=== Data for the task ===
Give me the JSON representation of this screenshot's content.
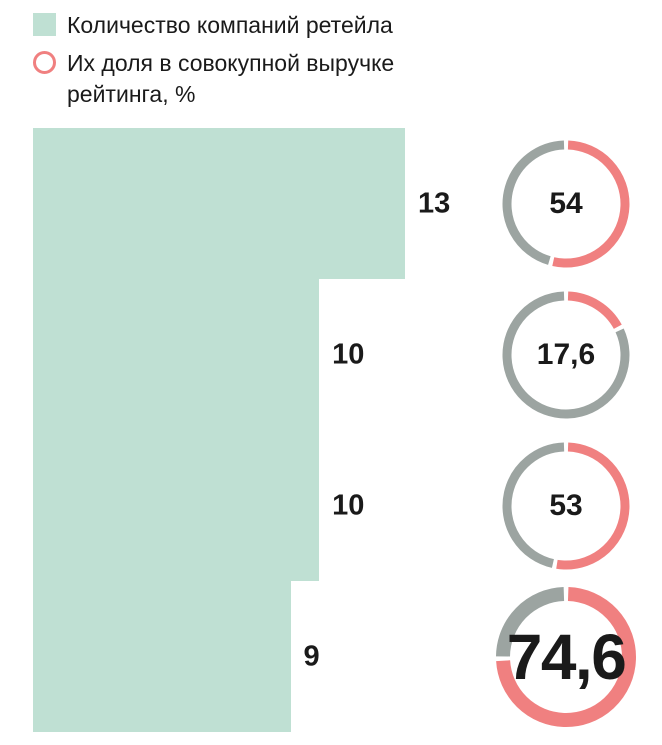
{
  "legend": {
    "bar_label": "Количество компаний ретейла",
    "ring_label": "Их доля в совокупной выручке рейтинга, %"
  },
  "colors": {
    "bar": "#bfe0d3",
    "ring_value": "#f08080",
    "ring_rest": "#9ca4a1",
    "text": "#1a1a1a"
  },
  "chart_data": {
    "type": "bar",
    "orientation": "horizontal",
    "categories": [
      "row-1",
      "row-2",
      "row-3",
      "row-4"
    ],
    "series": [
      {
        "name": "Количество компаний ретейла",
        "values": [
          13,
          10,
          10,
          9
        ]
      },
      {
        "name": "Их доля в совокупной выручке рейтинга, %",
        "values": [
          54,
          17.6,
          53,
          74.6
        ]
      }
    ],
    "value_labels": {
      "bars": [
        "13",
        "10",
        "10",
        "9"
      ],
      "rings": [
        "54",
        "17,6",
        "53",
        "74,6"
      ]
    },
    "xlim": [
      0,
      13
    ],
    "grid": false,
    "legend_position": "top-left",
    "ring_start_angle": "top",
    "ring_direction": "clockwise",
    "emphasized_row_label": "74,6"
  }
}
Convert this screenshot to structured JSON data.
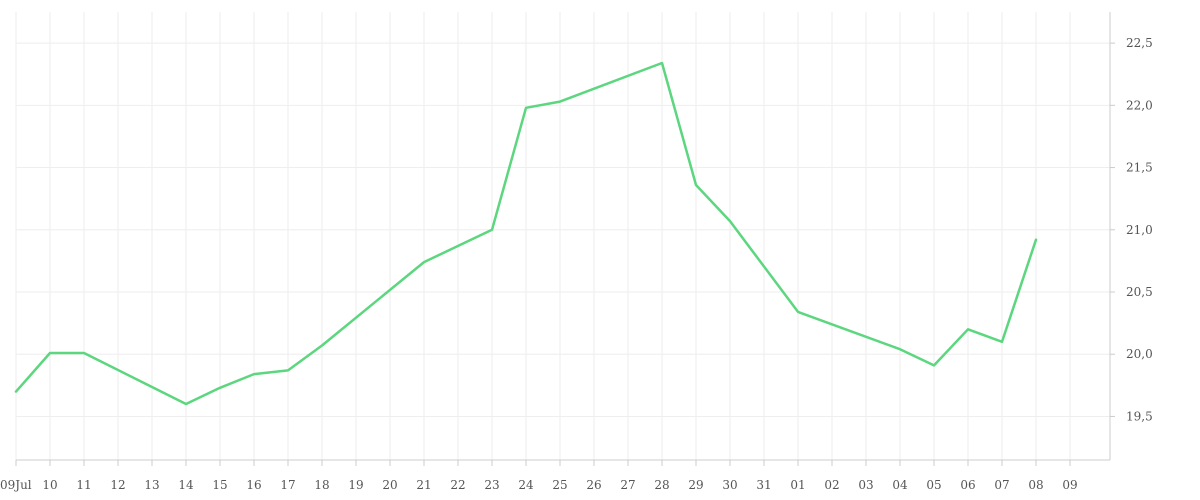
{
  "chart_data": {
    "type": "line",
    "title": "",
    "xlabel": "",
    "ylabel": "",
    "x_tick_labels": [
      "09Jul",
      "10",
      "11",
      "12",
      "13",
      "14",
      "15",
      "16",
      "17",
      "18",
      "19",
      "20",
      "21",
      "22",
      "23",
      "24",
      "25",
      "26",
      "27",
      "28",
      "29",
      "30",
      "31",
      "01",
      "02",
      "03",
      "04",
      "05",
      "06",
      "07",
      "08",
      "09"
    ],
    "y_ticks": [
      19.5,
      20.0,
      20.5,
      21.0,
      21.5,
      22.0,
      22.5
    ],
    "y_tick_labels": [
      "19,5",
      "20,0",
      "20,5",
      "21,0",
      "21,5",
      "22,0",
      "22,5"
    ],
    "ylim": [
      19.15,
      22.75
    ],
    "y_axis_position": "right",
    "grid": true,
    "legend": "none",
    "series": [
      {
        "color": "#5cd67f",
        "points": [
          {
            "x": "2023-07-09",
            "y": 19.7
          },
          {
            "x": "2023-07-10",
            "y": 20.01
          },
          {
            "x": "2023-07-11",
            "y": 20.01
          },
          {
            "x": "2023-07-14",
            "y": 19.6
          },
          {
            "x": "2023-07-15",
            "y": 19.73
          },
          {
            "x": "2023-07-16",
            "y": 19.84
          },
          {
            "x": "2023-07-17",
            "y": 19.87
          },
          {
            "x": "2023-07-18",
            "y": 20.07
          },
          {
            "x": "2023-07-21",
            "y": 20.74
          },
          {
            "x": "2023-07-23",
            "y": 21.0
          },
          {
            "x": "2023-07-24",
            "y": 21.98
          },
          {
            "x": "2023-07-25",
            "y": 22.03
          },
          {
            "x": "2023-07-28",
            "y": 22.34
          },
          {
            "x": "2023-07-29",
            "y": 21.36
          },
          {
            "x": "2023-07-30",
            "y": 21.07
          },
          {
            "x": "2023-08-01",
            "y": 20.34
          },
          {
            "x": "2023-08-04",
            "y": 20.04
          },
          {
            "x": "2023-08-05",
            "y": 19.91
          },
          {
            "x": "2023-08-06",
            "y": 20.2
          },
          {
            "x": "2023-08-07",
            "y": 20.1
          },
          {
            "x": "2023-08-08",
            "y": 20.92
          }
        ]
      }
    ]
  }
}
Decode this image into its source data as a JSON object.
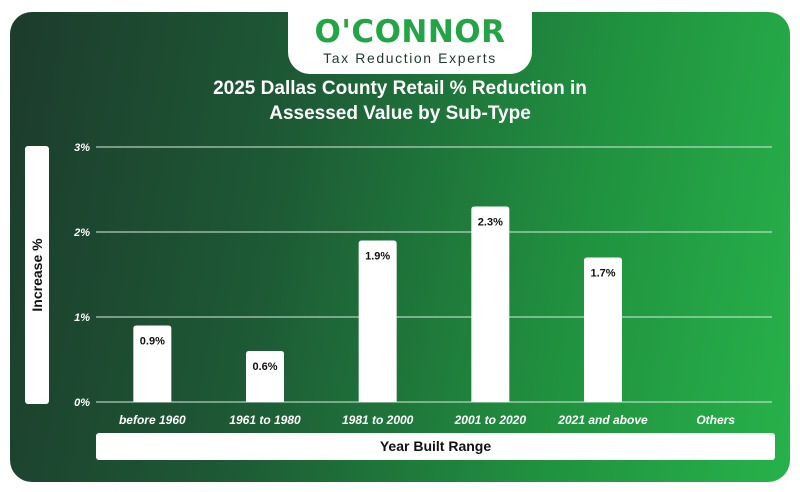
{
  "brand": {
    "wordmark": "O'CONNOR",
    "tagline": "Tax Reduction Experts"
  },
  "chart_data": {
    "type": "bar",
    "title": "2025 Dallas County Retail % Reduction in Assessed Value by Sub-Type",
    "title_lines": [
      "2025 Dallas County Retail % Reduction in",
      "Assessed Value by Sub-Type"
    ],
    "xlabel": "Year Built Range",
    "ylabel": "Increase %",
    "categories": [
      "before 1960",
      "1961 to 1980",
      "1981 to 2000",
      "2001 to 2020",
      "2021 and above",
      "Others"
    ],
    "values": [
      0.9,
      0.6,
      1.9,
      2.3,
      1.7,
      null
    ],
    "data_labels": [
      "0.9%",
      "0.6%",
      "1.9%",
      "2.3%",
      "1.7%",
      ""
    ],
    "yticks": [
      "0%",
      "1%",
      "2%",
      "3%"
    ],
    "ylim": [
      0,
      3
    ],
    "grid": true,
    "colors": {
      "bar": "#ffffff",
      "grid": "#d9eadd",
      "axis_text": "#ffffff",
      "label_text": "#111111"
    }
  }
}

=== Aim of the task ===
Above are the records. Identify each line that contains the word "выручке".

=== Reply to the exercise ===
    "ring_label": "Их доля в совокупной выручке рейтинга, %"
        "name": "Их доля в совокупной выручке рейтинга, %",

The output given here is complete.